_The problem_: Rewrite every line of the entries below as a numbered list, and skip any blank lines.

Box annotation data:
***

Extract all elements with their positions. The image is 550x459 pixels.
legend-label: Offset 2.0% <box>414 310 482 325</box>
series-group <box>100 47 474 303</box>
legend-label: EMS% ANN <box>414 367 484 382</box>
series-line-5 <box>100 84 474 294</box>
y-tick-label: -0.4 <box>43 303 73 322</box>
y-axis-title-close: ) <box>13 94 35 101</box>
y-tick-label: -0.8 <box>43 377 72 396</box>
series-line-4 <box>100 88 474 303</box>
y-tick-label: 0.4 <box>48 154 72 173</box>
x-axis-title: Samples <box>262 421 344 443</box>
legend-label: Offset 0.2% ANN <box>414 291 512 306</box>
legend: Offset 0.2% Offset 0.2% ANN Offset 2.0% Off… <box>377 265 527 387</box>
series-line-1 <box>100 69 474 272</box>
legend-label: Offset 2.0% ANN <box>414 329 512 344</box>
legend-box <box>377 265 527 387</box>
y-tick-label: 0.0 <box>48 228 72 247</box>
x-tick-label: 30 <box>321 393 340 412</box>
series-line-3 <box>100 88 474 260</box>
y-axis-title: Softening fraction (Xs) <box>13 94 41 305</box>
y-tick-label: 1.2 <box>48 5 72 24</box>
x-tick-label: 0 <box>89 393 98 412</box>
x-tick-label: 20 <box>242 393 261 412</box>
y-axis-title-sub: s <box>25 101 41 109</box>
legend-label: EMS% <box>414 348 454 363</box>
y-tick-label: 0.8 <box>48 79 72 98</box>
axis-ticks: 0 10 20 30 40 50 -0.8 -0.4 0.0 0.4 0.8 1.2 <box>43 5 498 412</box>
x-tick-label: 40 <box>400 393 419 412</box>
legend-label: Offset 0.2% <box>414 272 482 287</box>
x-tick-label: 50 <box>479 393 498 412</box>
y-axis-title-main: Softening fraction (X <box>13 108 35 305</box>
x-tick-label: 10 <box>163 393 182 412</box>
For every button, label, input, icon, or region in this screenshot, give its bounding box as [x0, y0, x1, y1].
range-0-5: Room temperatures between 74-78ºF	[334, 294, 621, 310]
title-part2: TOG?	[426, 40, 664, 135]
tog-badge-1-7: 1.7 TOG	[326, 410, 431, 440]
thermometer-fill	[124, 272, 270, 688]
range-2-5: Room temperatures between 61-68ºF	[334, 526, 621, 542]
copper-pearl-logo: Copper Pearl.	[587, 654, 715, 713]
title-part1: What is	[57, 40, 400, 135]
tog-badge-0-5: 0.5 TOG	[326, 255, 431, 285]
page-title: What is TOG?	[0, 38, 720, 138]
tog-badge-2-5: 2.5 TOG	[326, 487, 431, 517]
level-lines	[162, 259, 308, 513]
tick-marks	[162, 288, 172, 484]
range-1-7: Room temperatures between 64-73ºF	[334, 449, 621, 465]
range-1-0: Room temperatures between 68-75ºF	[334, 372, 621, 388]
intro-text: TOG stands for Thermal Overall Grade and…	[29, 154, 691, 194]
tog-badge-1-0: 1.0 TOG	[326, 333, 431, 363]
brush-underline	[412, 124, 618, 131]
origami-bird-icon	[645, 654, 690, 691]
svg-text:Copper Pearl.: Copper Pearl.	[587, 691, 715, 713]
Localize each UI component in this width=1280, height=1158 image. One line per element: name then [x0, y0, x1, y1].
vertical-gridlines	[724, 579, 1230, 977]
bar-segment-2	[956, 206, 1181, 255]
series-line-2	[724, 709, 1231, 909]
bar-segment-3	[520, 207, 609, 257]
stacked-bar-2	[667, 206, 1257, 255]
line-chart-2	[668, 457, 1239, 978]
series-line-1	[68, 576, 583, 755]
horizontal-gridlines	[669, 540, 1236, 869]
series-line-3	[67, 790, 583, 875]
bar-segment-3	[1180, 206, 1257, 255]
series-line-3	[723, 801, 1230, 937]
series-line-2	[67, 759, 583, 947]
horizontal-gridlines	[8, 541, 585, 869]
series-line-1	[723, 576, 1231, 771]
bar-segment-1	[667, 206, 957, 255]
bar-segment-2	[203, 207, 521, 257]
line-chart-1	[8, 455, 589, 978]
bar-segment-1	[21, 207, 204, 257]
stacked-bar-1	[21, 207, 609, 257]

***

_Complete answer_:
1. Extract all elements with their positions. The image is 550x459 pixels.
2. legend-label: Offset 2.0% <box>414 310 482 325</box>
3. series-group <box>100 47 474 303</box>
4. legend-label: EMS% ANN <box>414 367 484 382</box>
5. series-line-5 <box>100 84 474 294</box>
6. y-tick-label: -0.4 <box>43 303 73 322</box>
7. y-axis-title-close: ) <box>13 94 35 101</box>
8. y-tick-label: -0.8 <box>43 377 72 396</box>
9. series-line-4 <box>100 88 474 303</box>
10. y-tick-label: 0.4 <box>48 154 72 173</box>
11. x-axis-title: Samples <box>262 421 344 443</box>
12. legend-label: Offset 0.2% ANN <box>414 291 512 306</box>
13. legend: Offset 0.2% Offset 0.2% ANN Offset 2.0% Off… <box>377 265 527 387</box>
14. series-line-1 <box>100 69 474 272</box>
15. legend-label: Offset 2.0% ANN <box>414 329 512 344</box>
16. legend-box <box>377 265 527 387</box>
17. y-tick-label: 0.0 <box>48 228 72 247</box>
18. x-tick-label: 30 <box>321 393 340 412</box>
19. series-line-3 <box>100 88 474 260</box>
20. y-axis-title: Softening fraction (Xs) <box>13 94 41 305</box>
21. y-tick-label: 1.2 <box>48 5 72 24</box>
22. x-tick-label: 0 <box>89 393 98 412</box>
23. x-tick-label: 20 <box>242 393 261 412</box>
24. y-axis-title-sub: s <box>25 101 41 109</box>
25. legend-label: EMS% <box>414 348 454 363</box>
26. y-tick-label: 0.8 <box>48 79 72 98</box>
27. axis-ticks: 0 10 20 30 40 50 -0.8 -0.4 0.0 0.4 0.8 1.2 <box>43 5 498 412</box>
28. x-tick-label: 40 <box>400 393 419 412</box>
29. legend-label: Offset 0.2% <box>414 272 482 287</box>
30. x-tick-label: 50 <box>479 393 498 412</box>
31. y-axis-title-main: Softening fraction (X <box>13 108 35 305</box>
32. x-tick-label: 10 <box>163 393 182 412</box>
33. For every button, label, input, icon, or region in this screenshot, give its bounding box as [x0, y0, x1, y1].
34. range-0-5: Room temperatures between 74-78ºF	[334, 294, 621, 310]
35. title-part2: TOG?	[426, 40, 664, 135]
36. tog-badge-1-7: 1.7 TOG	[326, 410, 431, 440]
37. thermometer-fill	[124, 272, 270, 688]
38. range-2-5: Room temperatures between 61-68ºF	[334, 526, 621, 542]
39. copper-pearl-logo: Copper Pearl.	[587, 654, 715, 713]
40. title-part1: What is	[57, 40, 400, 135]
41. tog-badge-0-5: 0.5 TOG	[326, 255, 431, 285]
42. page-title: What is TOG?	[0, 38, 720, 138]
43. tog-badge-2-5: 2.5 TOG	[326, 487, 431, 517]
44. level-lines	[162, 259, 308, 513]
45. tick-marks	[162, 288, 172, 484]
46. range-1-7: Room temperatures between 64-73ºF	[334, 449, 621, 465]
47. range-1-0: Room temperatures between 68-75ºF	[334, 372, 621, 388]
48. intro-text: TOG stands for Thermal Overall Grade and…	[29, 154, 691, 194]
49. tog-badge-1-0: 1.0 TOG	[326, 333, 431, 363]
50. brush-underline	[412, 124, 618, 131]
51. origami-bird-icon	[645, 654, 690, 691]
52. svg-text:Copper Pearl.: Copper Pearl.	[587, 691, 715, 713]
53. Localize each UI component in this width=1280, height=1158 image. One line per element: name then [x0, y0, x1, y1].
54. vertical-gridlines	[724, 579, 1230, 977]
55. bar-segment-2	[956, 206, 1181, 255]
56. series-line-2	[724, 709, 1231, 909]
57. bar-segment-3	[520, 207, 609, 257]
58. stacked-bar-2	[667, 206, 1257, 255]
59. line-chart-2	[668, 457, 1239, 978]
60. series-line-1	[68, 576, 583, 755]
61. horizontal-gridlines	[669, 540, 1236, 869]
62. series-line-3	[67, 790, 583, 875]
63. bar-segment-3	[1180, 206, 1257, 255]
64. series-line-3	[723, 801, 1230, 937]
65. series-line-2	[67, 759, 583, 947]
66. horizontal-gridlines	[8, 541, 585, 869]
67. series-line-1	[723, 576, 1231, 771]
68. bar-segment-1	[667, 206, 957, 255]
69. bar-segment-2	[203, 207, 521, 257]
70. line-chart-1	[8, 455, 589, 978]
71. bar-segment-1	[21, 207, 204, 257]
72. stacked-bar-1	[21, 207, 609, 257]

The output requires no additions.